(Collection entries)
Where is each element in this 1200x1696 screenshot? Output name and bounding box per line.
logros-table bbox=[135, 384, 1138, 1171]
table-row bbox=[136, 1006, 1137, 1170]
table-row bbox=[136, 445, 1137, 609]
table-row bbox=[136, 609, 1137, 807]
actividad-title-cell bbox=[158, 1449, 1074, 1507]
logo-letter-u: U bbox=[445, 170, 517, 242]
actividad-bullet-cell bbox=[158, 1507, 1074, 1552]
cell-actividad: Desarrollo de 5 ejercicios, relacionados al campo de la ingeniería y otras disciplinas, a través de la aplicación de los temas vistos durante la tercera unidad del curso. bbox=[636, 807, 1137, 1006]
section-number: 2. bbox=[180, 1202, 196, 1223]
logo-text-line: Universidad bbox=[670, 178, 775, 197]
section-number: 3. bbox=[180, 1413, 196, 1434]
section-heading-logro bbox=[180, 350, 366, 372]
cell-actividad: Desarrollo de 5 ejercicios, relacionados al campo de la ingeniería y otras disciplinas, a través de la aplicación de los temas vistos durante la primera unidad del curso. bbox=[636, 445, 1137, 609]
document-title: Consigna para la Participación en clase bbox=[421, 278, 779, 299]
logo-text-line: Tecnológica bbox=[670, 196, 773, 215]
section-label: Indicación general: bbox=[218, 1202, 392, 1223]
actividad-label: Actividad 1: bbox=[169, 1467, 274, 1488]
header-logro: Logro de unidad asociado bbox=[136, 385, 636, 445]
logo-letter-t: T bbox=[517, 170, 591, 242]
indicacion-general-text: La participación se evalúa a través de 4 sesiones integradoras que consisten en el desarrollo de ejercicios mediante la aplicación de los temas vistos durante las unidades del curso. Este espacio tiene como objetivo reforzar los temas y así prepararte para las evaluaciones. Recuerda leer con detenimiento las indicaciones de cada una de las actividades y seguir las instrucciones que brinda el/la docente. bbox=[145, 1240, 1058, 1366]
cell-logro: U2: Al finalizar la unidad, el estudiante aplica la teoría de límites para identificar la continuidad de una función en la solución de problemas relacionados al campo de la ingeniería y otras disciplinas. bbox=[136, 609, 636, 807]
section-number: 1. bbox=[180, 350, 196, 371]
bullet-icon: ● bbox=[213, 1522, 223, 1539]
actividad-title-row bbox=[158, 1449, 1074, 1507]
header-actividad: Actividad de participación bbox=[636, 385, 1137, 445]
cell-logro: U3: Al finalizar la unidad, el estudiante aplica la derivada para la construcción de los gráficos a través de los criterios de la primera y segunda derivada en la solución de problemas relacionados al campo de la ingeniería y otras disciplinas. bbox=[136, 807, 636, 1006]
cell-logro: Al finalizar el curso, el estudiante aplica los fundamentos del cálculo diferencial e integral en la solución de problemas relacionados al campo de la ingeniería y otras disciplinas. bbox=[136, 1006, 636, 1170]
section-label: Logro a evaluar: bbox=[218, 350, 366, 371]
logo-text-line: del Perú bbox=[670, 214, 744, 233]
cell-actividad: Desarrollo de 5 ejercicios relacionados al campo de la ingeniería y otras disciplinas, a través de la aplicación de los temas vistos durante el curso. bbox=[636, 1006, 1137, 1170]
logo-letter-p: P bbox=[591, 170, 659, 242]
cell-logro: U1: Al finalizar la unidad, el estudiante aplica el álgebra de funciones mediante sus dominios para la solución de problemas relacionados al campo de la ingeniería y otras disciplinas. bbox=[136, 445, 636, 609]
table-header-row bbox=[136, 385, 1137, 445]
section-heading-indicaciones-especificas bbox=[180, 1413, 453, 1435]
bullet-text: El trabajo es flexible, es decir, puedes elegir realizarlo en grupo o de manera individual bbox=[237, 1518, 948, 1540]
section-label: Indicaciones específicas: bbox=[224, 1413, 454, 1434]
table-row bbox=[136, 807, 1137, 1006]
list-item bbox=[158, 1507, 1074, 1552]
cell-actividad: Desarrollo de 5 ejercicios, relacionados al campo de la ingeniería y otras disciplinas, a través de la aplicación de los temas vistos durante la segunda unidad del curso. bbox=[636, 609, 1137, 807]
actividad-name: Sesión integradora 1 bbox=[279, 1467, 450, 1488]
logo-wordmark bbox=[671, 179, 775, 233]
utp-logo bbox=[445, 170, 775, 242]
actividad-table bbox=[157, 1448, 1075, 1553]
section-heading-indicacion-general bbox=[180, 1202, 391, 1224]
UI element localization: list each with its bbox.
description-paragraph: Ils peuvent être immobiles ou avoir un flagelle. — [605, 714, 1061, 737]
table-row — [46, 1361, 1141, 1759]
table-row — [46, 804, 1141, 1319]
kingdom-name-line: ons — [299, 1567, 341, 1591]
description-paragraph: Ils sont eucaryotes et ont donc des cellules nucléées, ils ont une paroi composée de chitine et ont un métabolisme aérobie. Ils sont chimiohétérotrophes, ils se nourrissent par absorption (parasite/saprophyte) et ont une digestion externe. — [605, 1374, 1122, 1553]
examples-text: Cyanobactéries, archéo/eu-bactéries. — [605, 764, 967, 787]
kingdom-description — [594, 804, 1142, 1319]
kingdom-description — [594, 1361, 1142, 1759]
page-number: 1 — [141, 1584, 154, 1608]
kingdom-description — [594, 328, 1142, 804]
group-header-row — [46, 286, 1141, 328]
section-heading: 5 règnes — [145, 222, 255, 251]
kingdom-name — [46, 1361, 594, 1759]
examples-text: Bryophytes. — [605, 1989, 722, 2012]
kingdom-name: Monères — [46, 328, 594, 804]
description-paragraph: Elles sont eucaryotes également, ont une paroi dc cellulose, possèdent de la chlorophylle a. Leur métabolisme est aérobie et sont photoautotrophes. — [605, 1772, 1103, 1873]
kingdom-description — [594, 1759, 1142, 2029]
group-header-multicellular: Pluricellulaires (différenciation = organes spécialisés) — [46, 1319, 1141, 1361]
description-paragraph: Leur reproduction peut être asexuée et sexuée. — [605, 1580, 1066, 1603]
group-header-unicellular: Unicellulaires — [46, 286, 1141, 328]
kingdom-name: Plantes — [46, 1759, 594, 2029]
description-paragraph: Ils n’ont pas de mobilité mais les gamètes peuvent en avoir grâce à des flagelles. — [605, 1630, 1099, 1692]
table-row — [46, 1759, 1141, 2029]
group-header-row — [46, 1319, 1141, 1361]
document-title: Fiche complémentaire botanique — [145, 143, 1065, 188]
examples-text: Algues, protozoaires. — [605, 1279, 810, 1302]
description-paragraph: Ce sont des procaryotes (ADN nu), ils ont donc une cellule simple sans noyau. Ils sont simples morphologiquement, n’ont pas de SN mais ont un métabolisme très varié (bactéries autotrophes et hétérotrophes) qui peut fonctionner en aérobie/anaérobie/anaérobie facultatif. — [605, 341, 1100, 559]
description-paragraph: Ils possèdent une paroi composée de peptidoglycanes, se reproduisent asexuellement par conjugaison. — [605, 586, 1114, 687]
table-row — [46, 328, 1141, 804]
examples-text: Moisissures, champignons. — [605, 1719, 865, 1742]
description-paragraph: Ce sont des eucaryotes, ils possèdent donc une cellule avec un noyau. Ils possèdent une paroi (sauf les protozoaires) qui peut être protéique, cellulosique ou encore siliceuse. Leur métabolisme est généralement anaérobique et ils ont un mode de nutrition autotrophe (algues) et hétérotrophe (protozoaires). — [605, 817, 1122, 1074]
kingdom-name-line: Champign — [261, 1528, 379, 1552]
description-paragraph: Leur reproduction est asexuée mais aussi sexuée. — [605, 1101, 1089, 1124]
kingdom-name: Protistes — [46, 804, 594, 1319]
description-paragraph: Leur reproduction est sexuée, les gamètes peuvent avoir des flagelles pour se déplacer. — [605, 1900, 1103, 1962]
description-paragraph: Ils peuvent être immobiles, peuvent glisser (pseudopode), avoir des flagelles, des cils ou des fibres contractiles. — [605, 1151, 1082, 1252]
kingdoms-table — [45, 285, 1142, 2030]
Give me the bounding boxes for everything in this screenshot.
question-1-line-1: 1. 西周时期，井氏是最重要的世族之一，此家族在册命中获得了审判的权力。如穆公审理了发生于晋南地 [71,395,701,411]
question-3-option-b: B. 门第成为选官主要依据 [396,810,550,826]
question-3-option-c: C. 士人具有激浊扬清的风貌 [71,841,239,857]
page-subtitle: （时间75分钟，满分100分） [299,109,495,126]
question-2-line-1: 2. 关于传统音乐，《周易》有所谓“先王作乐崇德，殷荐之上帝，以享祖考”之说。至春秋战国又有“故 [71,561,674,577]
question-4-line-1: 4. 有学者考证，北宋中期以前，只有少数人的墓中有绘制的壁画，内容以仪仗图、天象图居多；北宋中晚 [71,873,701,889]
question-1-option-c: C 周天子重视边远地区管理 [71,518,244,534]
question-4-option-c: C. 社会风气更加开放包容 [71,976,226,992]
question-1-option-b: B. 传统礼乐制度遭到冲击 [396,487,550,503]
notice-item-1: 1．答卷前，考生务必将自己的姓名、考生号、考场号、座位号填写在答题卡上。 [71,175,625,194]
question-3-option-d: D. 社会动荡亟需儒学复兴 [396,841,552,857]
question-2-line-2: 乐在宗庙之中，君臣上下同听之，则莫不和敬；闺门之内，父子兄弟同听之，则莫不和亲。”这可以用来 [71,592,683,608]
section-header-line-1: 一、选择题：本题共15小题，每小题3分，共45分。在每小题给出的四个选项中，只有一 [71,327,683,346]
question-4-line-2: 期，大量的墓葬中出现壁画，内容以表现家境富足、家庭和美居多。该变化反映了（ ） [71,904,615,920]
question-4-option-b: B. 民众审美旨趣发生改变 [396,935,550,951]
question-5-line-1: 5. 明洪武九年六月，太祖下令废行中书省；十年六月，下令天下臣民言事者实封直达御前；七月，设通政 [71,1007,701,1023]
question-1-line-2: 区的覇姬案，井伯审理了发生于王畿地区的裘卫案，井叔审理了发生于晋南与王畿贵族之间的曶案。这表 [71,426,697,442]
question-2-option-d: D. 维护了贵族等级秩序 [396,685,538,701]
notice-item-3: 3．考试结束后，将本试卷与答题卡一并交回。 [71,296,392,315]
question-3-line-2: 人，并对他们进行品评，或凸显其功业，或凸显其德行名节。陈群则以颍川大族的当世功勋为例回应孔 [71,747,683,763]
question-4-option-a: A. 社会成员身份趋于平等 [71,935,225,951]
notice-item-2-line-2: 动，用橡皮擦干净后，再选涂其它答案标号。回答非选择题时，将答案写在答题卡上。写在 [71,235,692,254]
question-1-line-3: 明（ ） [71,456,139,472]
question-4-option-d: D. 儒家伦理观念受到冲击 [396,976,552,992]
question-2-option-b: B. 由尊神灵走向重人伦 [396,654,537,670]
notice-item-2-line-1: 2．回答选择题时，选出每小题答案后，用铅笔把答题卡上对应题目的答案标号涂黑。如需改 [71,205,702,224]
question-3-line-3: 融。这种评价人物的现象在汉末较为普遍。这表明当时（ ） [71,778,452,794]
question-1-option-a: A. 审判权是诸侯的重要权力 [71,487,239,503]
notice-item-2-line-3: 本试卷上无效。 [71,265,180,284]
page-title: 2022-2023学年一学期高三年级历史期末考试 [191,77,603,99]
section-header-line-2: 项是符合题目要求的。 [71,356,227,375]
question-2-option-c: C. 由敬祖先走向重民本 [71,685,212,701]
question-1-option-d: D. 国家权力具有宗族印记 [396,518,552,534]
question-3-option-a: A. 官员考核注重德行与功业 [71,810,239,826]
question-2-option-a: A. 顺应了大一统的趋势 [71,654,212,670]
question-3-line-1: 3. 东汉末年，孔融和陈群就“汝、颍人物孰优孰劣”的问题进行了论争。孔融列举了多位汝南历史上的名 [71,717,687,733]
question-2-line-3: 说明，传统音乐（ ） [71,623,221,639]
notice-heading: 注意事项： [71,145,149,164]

• [What you are asked to do]: Please update the stretch from the start of the records through the line containing "actividad-title-cell bbox=[158, 1449, 1074, 1507]" by writing those lines out again with "table-row" changed to "row-block" and everything else left as it is.

• [Response]:
Where is each element in this 1200x1696 screenshot? Output name and bounding box per line.
logros-table bbox=[135, 384, 1138, 1171]
row-block bbox=[136, 1006, 1137, 1170]
row-block bbox=[136, 445, 1137, 609]
row-block bbox=[136, 609, 1137, 807]
actividad-title-cell bbox=[158, 1449, 1074, 1507]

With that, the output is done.